* [Work to complete]: Every record here should be printed again exactly.

* [Data to process]:
☆ ☆ ☆ ☆

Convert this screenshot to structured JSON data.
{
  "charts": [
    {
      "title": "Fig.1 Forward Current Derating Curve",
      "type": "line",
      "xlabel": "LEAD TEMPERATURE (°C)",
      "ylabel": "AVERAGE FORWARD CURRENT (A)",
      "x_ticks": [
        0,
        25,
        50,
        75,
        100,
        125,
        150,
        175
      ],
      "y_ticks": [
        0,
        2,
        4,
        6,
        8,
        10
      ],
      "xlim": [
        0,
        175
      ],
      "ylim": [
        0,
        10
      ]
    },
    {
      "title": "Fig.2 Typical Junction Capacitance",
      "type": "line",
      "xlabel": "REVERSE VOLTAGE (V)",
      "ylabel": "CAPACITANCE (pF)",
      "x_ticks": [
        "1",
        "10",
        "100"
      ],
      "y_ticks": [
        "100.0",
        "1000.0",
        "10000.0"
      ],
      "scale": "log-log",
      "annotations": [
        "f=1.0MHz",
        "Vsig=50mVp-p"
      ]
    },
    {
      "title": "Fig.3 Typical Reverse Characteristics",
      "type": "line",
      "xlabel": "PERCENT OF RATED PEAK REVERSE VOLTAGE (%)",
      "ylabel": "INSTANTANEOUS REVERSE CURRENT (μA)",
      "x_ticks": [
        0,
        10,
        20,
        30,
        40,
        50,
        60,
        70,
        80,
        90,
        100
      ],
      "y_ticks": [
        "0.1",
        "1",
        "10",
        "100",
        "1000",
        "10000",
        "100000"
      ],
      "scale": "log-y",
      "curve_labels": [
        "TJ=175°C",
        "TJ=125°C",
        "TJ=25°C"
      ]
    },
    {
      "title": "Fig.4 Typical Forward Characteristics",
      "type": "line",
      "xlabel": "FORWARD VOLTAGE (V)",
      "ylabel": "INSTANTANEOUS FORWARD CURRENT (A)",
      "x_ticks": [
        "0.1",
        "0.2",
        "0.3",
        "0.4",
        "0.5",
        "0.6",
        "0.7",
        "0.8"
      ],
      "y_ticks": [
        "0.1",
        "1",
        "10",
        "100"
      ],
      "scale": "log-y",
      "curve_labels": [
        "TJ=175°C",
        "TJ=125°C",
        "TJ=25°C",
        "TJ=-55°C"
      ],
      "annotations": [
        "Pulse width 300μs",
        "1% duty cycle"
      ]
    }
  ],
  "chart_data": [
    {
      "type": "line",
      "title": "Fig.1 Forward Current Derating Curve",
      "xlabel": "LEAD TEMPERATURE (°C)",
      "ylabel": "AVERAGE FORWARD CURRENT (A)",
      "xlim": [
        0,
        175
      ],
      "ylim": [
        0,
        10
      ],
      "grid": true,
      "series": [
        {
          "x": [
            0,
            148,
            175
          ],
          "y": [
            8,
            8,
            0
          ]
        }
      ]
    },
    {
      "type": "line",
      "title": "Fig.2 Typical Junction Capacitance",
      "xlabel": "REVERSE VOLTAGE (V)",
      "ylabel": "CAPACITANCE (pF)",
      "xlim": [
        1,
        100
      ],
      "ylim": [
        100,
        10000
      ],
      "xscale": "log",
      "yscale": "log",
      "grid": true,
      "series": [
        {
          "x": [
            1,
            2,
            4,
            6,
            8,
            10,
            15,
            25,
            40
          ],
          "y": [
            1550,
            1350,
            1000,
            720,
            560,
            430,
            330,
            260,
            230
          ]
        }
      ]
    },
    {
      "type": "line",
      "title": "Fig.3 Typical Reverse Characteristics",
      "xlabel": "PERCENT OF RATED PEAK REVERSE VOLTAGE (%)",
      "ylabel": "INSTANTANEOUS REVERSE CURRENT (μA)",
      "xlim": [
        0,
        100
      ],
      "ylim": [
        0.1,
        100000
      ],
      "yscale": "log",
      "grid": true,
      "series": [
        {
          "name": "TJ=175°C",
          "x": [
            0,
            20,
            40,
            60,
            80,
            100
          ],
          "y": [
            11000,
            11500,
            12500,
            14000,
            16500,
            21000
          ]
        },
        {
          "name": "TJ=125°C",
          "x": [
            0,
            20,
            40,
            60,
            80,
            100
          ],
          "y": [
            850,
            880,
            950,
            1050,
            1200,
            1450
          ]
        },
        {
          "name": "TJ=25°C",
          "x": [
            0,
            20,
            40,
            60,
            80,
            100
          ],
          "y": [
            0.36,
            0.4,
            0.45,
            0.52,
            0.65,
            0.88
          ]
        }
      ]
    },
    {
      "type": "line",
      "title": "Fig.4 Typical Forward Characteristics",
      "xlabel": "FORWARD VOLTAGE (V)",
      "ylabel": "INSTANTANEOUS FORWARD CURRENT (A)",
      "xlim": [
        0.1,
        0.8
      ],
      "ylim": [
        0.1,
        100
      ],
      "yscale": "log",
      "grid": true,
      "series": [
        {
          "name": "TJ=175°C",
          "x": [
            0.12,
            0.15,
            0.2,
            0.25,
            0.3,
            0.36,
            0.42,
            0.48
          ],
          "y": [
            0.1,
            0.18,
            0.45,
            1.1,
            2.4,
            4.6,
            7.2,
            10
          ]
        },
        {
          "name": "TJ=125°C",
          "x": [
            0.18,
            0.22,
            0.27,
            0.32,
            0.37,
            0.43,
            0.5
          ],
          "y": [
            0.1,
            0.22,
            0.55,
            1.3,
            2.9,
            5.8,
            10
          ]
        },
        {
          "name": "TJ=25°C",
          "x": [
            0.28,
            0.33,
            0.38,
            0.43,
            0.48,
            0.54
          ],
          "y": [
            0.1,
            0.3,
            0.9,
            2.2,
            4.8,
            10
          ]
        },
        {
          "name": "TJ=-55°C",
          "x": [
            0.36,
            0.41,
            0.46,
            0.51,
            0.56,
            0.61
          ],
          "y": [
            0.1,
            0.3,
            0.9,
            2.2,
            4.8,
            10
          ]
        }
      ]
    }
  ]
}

☆ ☆ ☆ ☆

* [Response to this task]:
Convert this screenshot to structured JSON data.
{
  "charts": [
    {
      "title": "Fig.1 Forward Current Derating Curve",
      "type": "line",
      "xlabel": "LEAD TEMPERATURE (°C)",
      "ylabel": "AVERAGE FORWARD CURRENT (A)",
      "x_ticks": [
        0,
        25,
        50,
        75,
        100,
        125,
        150,
        175
      ],
      "y_ticks": [
        0,
        2,
        4,
        6,
        8,
        10
      ],
      "xlim": [
        0,
        175
      ],
      "ylim": [
        0,
        10
      ]
    },
    {
      "title": "Fig.2 Typical Junction Capacitance",
      "type": "line",
      "xlabel": "REVERSE VOLTAGE (V)",
      "ylabel": "CAPACITANCE (pF)",
      "x_ticks": [
        "1",
        "10",
        "100"
      ],
      "y_ticks": [
        "100.0",
        "1000.0",
        "10000.0"
      ],
      "scale": "log-log",
      "annotations": [
        "f=1.0MHz",
        "Vsig=50mVp-p"
      ]
    },
    {
      "title": "Fig.3 Typical Reverse Characteristics",
      "type": "line",
      "xlabel": "PERCENT OF RATED PEAK REVERSE VOLTAGE (%)",
      "ylabel": "INSTANTANEOUS REVERSE CURRENT (μA)",
      "x_ticks": [
        0,
        10,
        20,
        30,
        40,
        50,
        60,
        70,
        80,
        90,
        100
      ],
      "y_ticks": [
        "0.1",
        "1",
        "10",
        "100",
        "1000",
        "10000",
        "100000"
      ],
      "scale": "log-y",
      "curve_labels": [
        "TJ=175°C",
        "TJ=125°C",
        "TJ=25°C"
      ]
    },
    {
      "title": "Fig.4 Typical Forward Characteristics",
      "type": "line",
      "xlabel": "FORWARD VOLTAGE (V)",
      "ylabel": "INSTANTANEOUS FORWARD CURRENT (A)",
      "x_ticks": [
        "0.1",
        "0.2",
        "0.3",
        "0.4",
        "0.5",
        "0.6",
        "0.7",
        "0.8"
      ],
      "y_ticks": [
        "0.1",
        "1",
        "10",
        "100"
      ],
      "scale": "log-y",
      "curve_labels": [
        "TJ=175°C",
        "TJ=125°C",
        "TJ=25°C",
        "TJ=-55°C"
      ],
      "annotations": [
        "Pulse width 300μs",
        "1% duty cycle"
      ]
    }
  ],
  "chart_data": [
    {
      "type": "line",
      "title": "Fig.1 Forward Current Derating Curve",
      "xlabel": "LEAD TEMPERATURE (°C)",
      "ylabel": "AVERAGE FORWARD CURRENT (A)",
      "xlim": [
        0,
        175
      ],
      "ylim": [
        0,
        10
      ],
      "grid": true,
      "series": [
        {
          "x": [
            0,
            148,
            175
          ],
          "y": [
            8,
            8,
            0
          ]
        }
      ]
    },
    {
      "type": "line",
      "title": "Fig.2 Typical Junction Capacitance",
      "xlabel": "REVERSE VOLTAGE (V)",
      "ylabel": "CAPACITANCE (pF)",
      "xlim": [
        1,
        100
      ],
      "ylim": [
        100,
        10000
      ],
      "xscale": "log",
      "yscale": "log",
      "grid": true,
      "series": [
        {
          "x": [
            1,
            2,
            4,
            6,
            8,
            10,
            15,
            25,
            40
          ],
          "y": [
            1550,
            1350,
            1000,
            720,
            560,
            430,
            330,
            260,
            230
          ]
        }
      ]
    },
    {
      "type": "line",
      "title": "Fig.3 Typical Reverse Characteristics",
      "xlabel": "PERCENT OF RATED PEAK REVERSE VOLTAGE (%)",
      "ylabel": "INSTANTANEOUS REVERSE CURRENT (μA)",
      "xlim": [
        0,
        100
      ],
      "ylim": [
        0.1,
        100000
      ],
      "yscale": "log",
      "grid": true,
      "series": [
        {
          "name": "TJ=175°C",
          "x": [
            0,
            20,
            40,
            60,
            80,
            100
          ],
          "y": [
            11000,
            11500,
            12500,
            14000,
            16500,
            21000
          ]
        },
        {
          "name": "TJ=125°C",
          "x": [
            0,
            20,
            40,
            60,
            80,
            100
          ],
          "y": [
            850,
            880,
            950,
            1050,
            1200,
            1450
          ]
        },
        {
          "name": "TJ=25°C",
          "x": [
            0,
            20,
            40,
            60,
            80,
            100
          ],
          "y": [
            0.36,
            0.4,
            0.45,
            0.52,
            0.65,
            0.88
          ]
        }
      ]
    },
    {
      "type": "line",
      "title": "Fig.4 Typical Forward Characteristics",
      "xlabel": "FORWARD VOLTAGE (V)",
      "ylabel": "INSTANTANEOUS FORWARD CURRENT (A)",
      "xlim": [
        0.1,
        0.8
      ],
      "ylim": [
        0.1,
        100
      ],
      "yscale": "log",
      "grid": true,
      "series": [
        {
          "name": "TJ=175°C",
          "x": [
            0.12,
            0.15,
            0.2,
            0.25,
            0.3,
            0.36,
            0.42,
            0.48
          ],
          "y": [
            0.1,
            0.18,
            0.45,
            1.1,
            2.4,
            4.6,
            7.2,
            10
          ]
        },
        {
          "name": "TJ=125°C",
          "x": [
            0.18,
            0.22,
            0.27,
            0.32,
            0.37,
            0.43,
            0.5
          ],
          "y": [
            0.1,
            0.22,
            0.55,
            1.3,
            2.9,
            5.8,
            10
          ]
        },
        {
          "name": "TJ=25°C",
          "x": [
            0.28,
            0.33,
            0.38,
            0.43,
            0.48,
            0.54
          ],
          "y": [
            0.1,
            0.3,
            0.9,
            2.2,
            4.8,
            10
          ]
        },
        {
          "name": "TJ=-55°C",
          "x": [
            0.36,
            0.41,
            0.46,
            0.51,
            0.56,
            0.61
          ],
          "y": [
            0.1,
            0.3,
            0.9,
            2.2,
            4.8,
            10
          ]
        }
      ]
    }
  ]
}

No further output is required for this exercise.